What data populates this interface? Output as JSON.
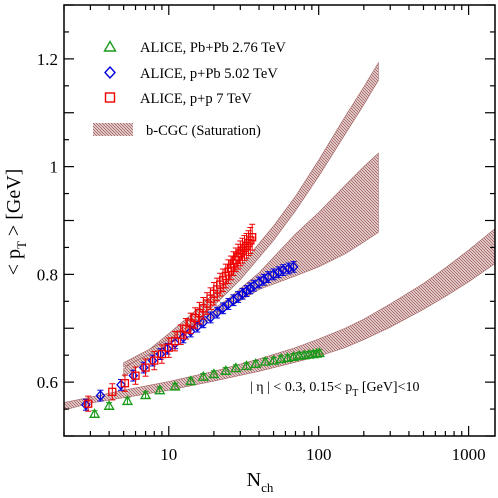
{
  "chart_data": {
    "type": "scatter",
    "xlabel": {
      "main": "N",
      "sub": "ch"
    },
    "ylabel": {
      "open": "< p",
      "sub": "T",
      "close": " > [GeV]"
    },
    "xscale": "log",
    "xlim": [
      2,
      1500
    ],
    "ylim": [
      0.5,
      1.3
    ],
    "x_ticks": [
      10,
      100,
      1000
    ],
    "x_tick_labels": [
      "10",
      "100",
      "1000"
    ],
    "y_ticks": [
      0.6,
      0.8,
      1.0,
      1.2
    ],
    "y_tick_labels": [
      "0.6",
      "0.8",
      "1",
      "1.2"
    ],
    "grid": false,
    "legend_position": "top-left",
    "annotation": {
      "part1": "| η | < 0.3,  0.15< p",
      "sub": "T",
      "part2": " [GeV]<10"
    },
    "series": [
      {
        "name": "ALICE, Pb+Pb 2.76 TeV",
        "marker": "triangle",
        "color": "#1a9a1a",
        "points": [
          [
            3.2,
            0.541
          ],
          [
            4,
            0.556
          ],
          [
            5.3,
            0.565
          ],
          [
            7,
            0.576
          ],
          [
            8.7,
            0.585
          ],
          [
            11,
            0.592
          ],
          [
            14,
            0.602
          ],
          [
            17,
            0.61
          ],
          [
            20,
            0.615
          ],
          [
            24,
            0.621
          ],
          [
            28,
            0.626
          ],
          [
            33,
            0.63
          ],
          [
            38,
            0.634
          ],
          [
            44,
            0.638
          ],
          [
            50,
            0.64
          ],
          [
            56,
            0.643
          ],
          [
            62,
            0.645
          ],
          [
            68,
            0.647
          ],
          [
            74,
            0.649
          ],
          [
            80,
            0.65
          ],
          [
            86,
            0.651
          ],
          [
            92,
            0.652
          ],
          [
            97,
            0.653
          ],
          [
            101,
            0.654
          ]
        ],
        "errors": [
          0.006,
          0.006,
          0.006,
          0.006,
          0.006,
          0.006,
          0.006,
          0.006,
          0.006,
          0.006,
          0.006,
          0.006,
          0.006,
          0.006,
          0.006,
          0.006,
          0.006,
          0.006,
          0.006,
          0.006,
          0.006,
          0.006,
          0.006,
          0.006
        ]
      },
      {
        "name": "ALICE, p+Pb 5.02 TeV",
        "marker": "diamond",
        "color": "#0000dd",
        "points": [
          [
            2.8,
            0.558
          ],
          [
            3.5,
            0.575
          ],
          [
            4.8,
            0.595
          ],
          [
            5.8,
            0.612
          ],
          [
            6.8,
            0.627
          ],
          [
            7.8,
            0.64
          ],
          [
            8.8,
            0.652
          ],
          [
            9.8,
            0.662
          ],
          [
            11,
            0.672
          ],
          [
            12.5,
            0.683
          ],
          [
            14,
            0.694
          ],
          [
            15.5,
            0.703
          ],
          [
            17,
            0.711
          ],
          [
            19,
            0.72
          ],
          [
            21,
            0.729
          ],
          [
            23,
            0.737
          ],
          [
            25,
            0.745
          ],
          [
            27,
            0.752
          ],
          [
            29,
            0.758
          ],
          [
            31,
            0.764
          ],
          [
            33,
            0.769
          ],
          [
            35,
            0.774
          ],
          [
            37,
            0.779
          ],
          [
            40,
            0.785
          ],
          [
            43,
            0.79
          ],
          [
            46,
            0.795
          ],
          [
            50,
            0.8
          ],
          [
            54,
            0.804
          ],
          [
            58,
            0.808
          ],
          [
            63,
            0.811
          ],
          [
            68,
            0.814
          ]
        ],
        "errors": [
          0.01,
          0.01,
          0.01,
          0.01,
          0.01,
          0.01,
          0.01,
          0.01,
          0.01,
          0.01,
          0.01,
          0.01,
          0.01,
          0.01,
          0.01,
          0.01,
          0.01,
          0.01,
          0.01,
          0.01,
          0.01,
          0.01,
          0.01,
          0.01,
          0.01,
          0.01,
          0.01,
          0.01,
          0.01,
          0.01,
          0.01
        ]
      },
      {
        "name": "ALICE, p+p 7 TeV",
        "marker": "square",
        "color": "#ee0000",
        "points": [
          [
            2.9,
            0.56
          ],
          [
            4.2,
            0.582
          ],
          [
            5.1,
            0.598
          ],
          [
            6,
            0.612
          ],
          [
            7,
            0.627
          ],
          [
            8,
            0.64
          ],
          [
            9,
            0.652
          ],
          [
            10,
            0.664
          ],
          [
            11,
            0.676
          ],
          [
            12,
            0.688
          ],
          [
            13,
            0.699
          ],
          [
            14,
            0.709
          ],
          [
            15,
            0.719
          ],
          [
            16,
            0.728
          ],
          [
            17,
            0.737
          ],
          [
            18,
            0.746
          ],
          [
            19,
            0.755
          ],
          [
            20,
            0.764
          ],
          [
            21,
            0.772
          ],
          [
            22,
            0.781
          ],
          [
            23,
            0.789
          ],
          [
            24,
            0.797
          ],
          [
            25,
            0.805
          ],
          [
            26,
            0.812
          ],
          [
            27,
            0.82
          ],
          [
            28,
            0.827
          ],
          [
            29,
            0.833
          ],
          [
            30,
            0.839
          ],
          [
            31,
            0.844
          ],
          [
            32,
            0.849
          ],
          [
            33,
            0.853
          ],
          [
            34,
            0.858
          ],
          [
            35,
            0.863
          ],
          [
            36,
            0.869
          ]
        ],
        "errors": [
          0.014,
          0.015,
          0.015,
          0.016,
          0.016,
          0.017,
          0.017,
          0.018,
          0.018,
          0.018,
          0.019,
          0.019,
          0.019,
          0.02,
          0.02,
          0.02,
          0.02,
          0.021,
          0.021,
          0.021,
          0.021,
          0.022,
          0.022,
          0.022,
          0.022,
          0.022,
          0.023,
          0.023,
          0.023,
          0.023,
          0.023,
          0.023,
          0.024,
          0.024
        ]
      }
    ],
    "bands": [
      {
        "name": "b-CGC (Saturation)",
        "color": "#a06060",
        "x": [
          5,
          7,
          10,
          15,
          20,
          30,
          50,
          70,
          100,
          150,
          200,
          250
        ],
        "lower": [
          0.61,
          0.638,
          0.672,
          0.71,
          0.742,
          0.79,
          0.863,
          0.918,
          0.982,
          1.06,
          1.115,
          1.16
        ],
        "upper": [
          0.625,
          0.655,
          0.69,
          0.732,
          0.765,
          0.815,
          0.89,
          0.945,
          1.012,
          1.093,
          1.148,
          1.193
        ]
      },
      {
        "name": "",
        "color": "#a06060",
        "x": [
          5,
          10,
          15,
          25,
          40,
          70,
          100,
          150,
          200,
          250
        ],
        "lower": [
          0.628,
          0.67,
          0.699,
          0.738,
          0.772,
          0.797,
          0.814,
          0.838,
          0.86,
          0.878
        ],
        "upper": [
          0.636,
          0.68,
          0.712,
          0.755,
          0.803,
          0.875,
          0.915,
          0.965,
          1.0,
          1.025
        ]
      },
      {
        "name": "",
        "color": "#a06060",
        "x": [
          2,
          3,
          5,
          10,
          20,
          40,
          70,
          100,
          150,
          200,
          300,
          500,
          700,
          1000,
          1500
        ],
        "lower": [
          0.548,
          0.561,
          0.571,
          0.585,
          0.602,
          0.62,
          0.637,
          0.648,
          0.664,
          0.679,
          0.702,
          0.735,
          0.759,
          0.786,
          0.82
        ],
        "upper": [
          0.562,
          0.572,
          0.585,
          0.601,
          0.62,
          0.643,
          0.664,
          0.68,
          0.7,
          0.717,
          0.745,
          0.783,
          0.812,
          0.845,
          0.885
        ]
      }
    ]
  }
}
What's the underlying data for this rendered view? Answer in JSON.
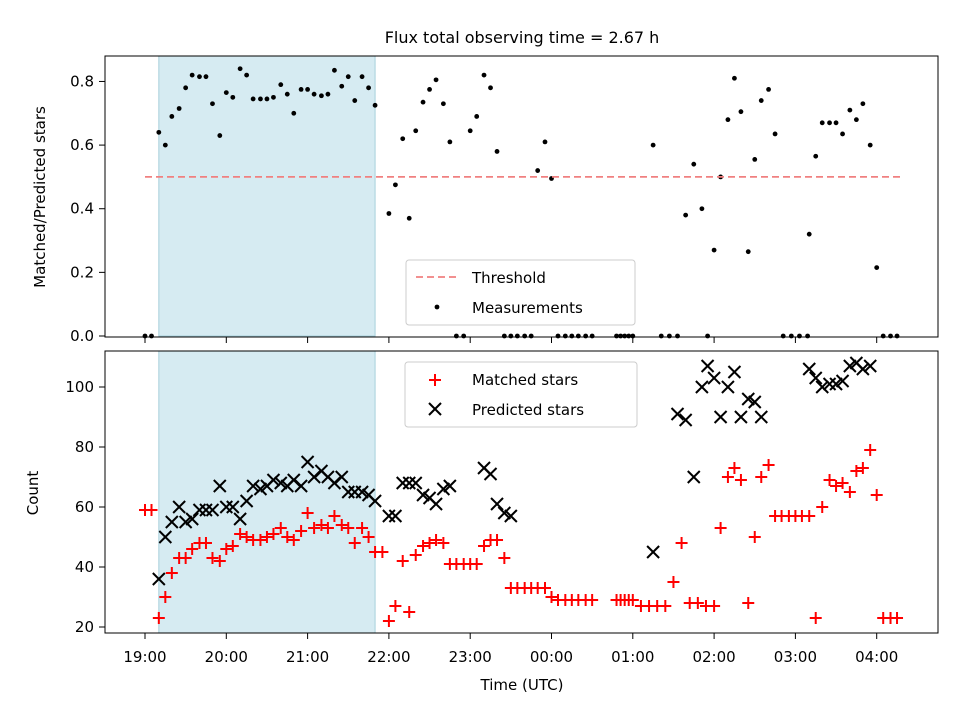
{
  "chart_data": {
    "type": "scatter",
    "title": "Flux total observing time = 2.67 h",
    "xlabel": "Time (UTC)",
    "x_tick_labels": [
      "19:00",
      "20:00",
      "21:00",
      "22:00",
      "23:00",
      "00:00",
      "01:00",
      "02:00",
      "03:00",
      "04:00"
    ],
    "x_unit": "hours since 19:00 UTC",
    "highlight_band": [
      0.17,
      2.83
    ],
    "colors": {
      "threshold": "#f08080",
      "measurement": "#000000",
      "matched": "#ff0000",
      "predicted": "#000000",
      "band": "#add8e6"
    },
    "top": {
      "ylabel": "Matched/Predicted stars",
      "ylim": [
        0,
        0.88
      ],
      "y_ticks": [
        "0.0",
        "0.2",
        "0.4",
        "0.6",
        "0.8"
      ],
      "threshold": 0.5,
      "threshold_x": [
        0.0,
        9.3
      ],
      "legend": {
        "threshold": "Threshold",
        "measurements": "Measurements",
        "placement": "lower-center"
      },
      "measurements": {
        "x": [
          0.0,
          0.08,
          0.17,
          0.25,
          0.33,
          0.42,
          0.5,
          0.58,
          0.67,
          0.75,
          0.83,
          0.92,
          1.0,
          1.08,
          1.17,
          1.25,
          1.33,
          1.42,
          1.5,
          1.58,
          1.67,
          1.75,
          1.83,
          1.92,
          2.0,
          2.08,
          2.17,
          2.25,
          2.33,
          2.42,
          2.5,
          2.58,
          2.67,
          2.75,
          2.83,
          3.0,
          3.08,
          3.17,
          3.25,
          3.33,
          3.42,
          3.5,
          3.58,
          3.67,
          3.75,
          3.83,
          3.92,
          4.0,
          4.08,
          4.17,
          4.25,
          4.33,
          4.42,
          4.5,
          4.58,
          4.67,
          4.75,
          4.83,
          4.92,
          5.0,
          5.08,
          5.17,
          5.25,
          5.33,
          5.42,
          5.5,
          5.8,
          5.85,
          5.9,
          5.95,
          6.0,
          6.25,
          6.35,
          6.45,
          6.55,
          6.65,
          6.75,
          6.85,
          6.92,
          7.0,
          7.08,
          7.17,
          7.25,
          7.33,
          7.42,
          7.5,
          7.58,
          7.67,
          7.75,
          7.85,
          7.95,
          8.05,
          8.15,
          8.17,
          8.25,
          8.33,
          8.42,
          8.5,
          8.58,
          8.67,
          8.75,
          8.83,
          8.92,
          9.0,
          9.08,
          9.17,
          9.25
        ],
        "y": [
          0,
          0,
          0.64,
          0.6,
          0.69,
          0.715,
          0.78,
          0.82,
          0.815,
          0.815,
          0.73,
          0.63,
          0.765,
          0.75,
          0.84,
          0.82,
          0.745,
          0.745,
          0.745,
          0.75,
          0.79,
          0.76,
          0.7,
          0.775,
          0.775,
          0.76,
          0.755,
          0.76,
          0.835,
          0.785,
          0.815,
          0.74,
          0.815,
          0.78,
          0.725,
          0.385,
          0.475,
          0.62,
          0.37,
          0.645,
          0.735,
          0.775,
          0.805,
          0.73,
          0.61,
          0,
          0,
          0.645,
          0.69,
          0.82,
          0.78,
          0.58,
          0,
          0,
          0,
          0,
          0,
          0.52,
          0.61,
          0.495,
          0,
          0,
          0,
          0,
          0,
          0,
          0,
          0,
          0,
          0,
          0,
          0.6,
          0,
          0,
          0,
          0.38,
          0.54,
          0.4,
          0,
          0.27,
          0.5,
          0.68,
          0.81,
          0.705,
          0.265,
          0.555,
          0.74,
          0.775,
          0.635,
          0,
          0,
          0,
          0,
          0.32,
          0.565,
          0.67,
          0.67,
          0.67,
          0.635,
          0.71,
          0.68,
          0.73,
          0.6,
          0.215,
          0,
          0,
          0
        ]
      }
    },
    "bottom": {
      "ylabel": "Count",
      "ylim": [
        18,
        112
      ],
      "y_ticks": [
        "20",
        "40",
        "60",
        "80",
        "100"
      ],
      "legend": {
        "matched": "Matched stars",
        "predicted": "Predicted stars",
        "placement": "upper-center"
      },
      "matched": {
        "x": [
          0.0,
          0.08,
          0.17,
          0.25,
          0.33,
          0.42,
          0.5,
          0.58,
          0.67,
          0.75,
          0.83,
          0.92,
          1.0,
          1.08,
          1.17,
          1.25,
          1.33,
          1.42,
          1.5,
          1.58,
          1.67,
          1.75,
          1.83,
          1.92,
          2.0,
          2.08,
          2.17,
          2.25,
          2.33,
          2.42,
          2.5,
          2.58,
          2.67,
          2.75,
          2.83,
          2.92,
          3.0,
          3.08,
          3.17,
          3.25,
          3.33,
          3.42,
          3.5,
          3.58,
          3.67,
          3.75,
          3.83,
          3.92,
          4.0,
          4.08,
          4.17,
          4.25,
          4.33,
          4.42,
          4.5,
          4.58,
          4.67,
          4.75,
          4.83,
          4.92,
          5.0,
          5.08,
          5.17,
          5.25,
          5.33,
          5.42,
          5.5,
          5.8,
          5.85,
          5.9,
          5.95,
          6.0,
          6.1,
          6.2,
          6.3,
          6.4,
          6.5,
          6.6,
          6.7,
          6.8,
          6.9,
          7.0,
          7.08,
          7.17,
          7.25,
          7.33,
          7.42,
          7.5,
          7.58,
          7.67,
          7.75,
          7.83,
          7.92,
          8.0,
          8.08,
          8.17,
          8.25,
          8.33,
          8.42,
          8.5,
          8.58,
          8.67,
          8.75,
          8.83,
          8.92,
          9.0,
          9.08,
          9.17,
          9.25
        ],
        "y": [
          59,
          59,
          23,
          30,
          38,
          43,
          43,
          46,
          48,
          48,
          43,
          42,
          46,
          47,
          51,
          50,
          49,
          49,
          50,
          51,
          53,
          50,
          49,
          52,
          58,
          53,
          54,
          53,
          57,
          54,
          53,
          48,
          53,
          50,
          45,
          45,
          22,
          27,
          42,
          25,
          44,
          47,
          48,
          49,
          48,
          41,
          41,
          41,
          41,
          41,
          47,
          49,
          49,
          43,
          33,
          33,
          33,
          33,
          33,
          33,
          30,
          29,
          29,
          29,
          29,
          29,
          29,
          29,
          29,
          29,
          29,
          29,
          27,
          27,
          27,
          27,
          35,
          48,
          28,
          28,
          27,
          27,
          53,
          70,
          73,
          69,
          28,
          50,
          70,
          74,
          57,
          57,
          57,
          57,
          57,
          57,
          23,
          60,
          69,
          67,
          68,
          65,
          72,
          73,
          79,
          64,
          23,
          23,
          23
        ]
      },
      "predicted": {
        "x": [
          0.17,
          0.25,
          0.33,
          0.42,
          0.5,
          0.58,
          0.67,
          0.75,
          0.83,
          0.92,
          1.0,
          1.08,
          1.17,
          1.25,
          1.33,
          1.42,
          1.5,
          1.58,
          1.67,
          1.75,
          1.83,
          1.92,
          2.0,
          2.08,
          2.17,
          2.25,
          2.33,
          2.42,
          2.5,
          2.58,
          2.67,
          2.75,
          2.83,
          3.0,
          3.08,
          3.17,
          3.25,
          3.33,
          3.42,
          3.5,
          3.58,
          3.67,
          3.75,
          3.83,
          4.17,
          4.25,
          4.33,
          4.42,
          4.5,
          4.58,
          6.25,
          6.55,
          6.65,
          6.75,
          6.85,
          6.92,
          7.0,
          7.08,
          7.17,
          7.25,
          7.33,
          7.42,
          7.5,
          7.58,
          7.67,
          7.75,
          8.17,
          8.25,
          8.33,
          8.42,
          8.5,
          8.58,
          8.67,
          8.75,
          8.83,
          8.92,
          9.0
        ],
        "y": [
          36,
          50,
          55,
          60,
          55,
          56,
          59,
          59,
          59,
          67,
          60,
          60,
          56,
          62,
          67,
          66,
          67,
          69,
          68,
          67,
          69,
          67,
          75,
          70,
          72,
          70,
          68,
          70,
          65,
          65,
          65,
          64,
          62,
          57,
          57,
          68,
          68,
          68,
          64,
          63,
          61,
          66,
          67,
          null,
          73,
          71,
          61,
          58,
          57,
          null,
          45,
          91,
          89,
          70,
          100,
          107,
          103,
          90,
          100,
          105,
          90,
          96,
          95,
          90,
          null,
          null,
          106,
          103,
          100,
          101,
          101,
          102,
          107,
          108,
          106,
          107,
          null
        ],
        "y_more": []
      }
    }
  }
}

------

WHAT TO PRODUCE
Work out how many lines in the records above contain the word "center", and give only that number.

TASK OUTPUT
2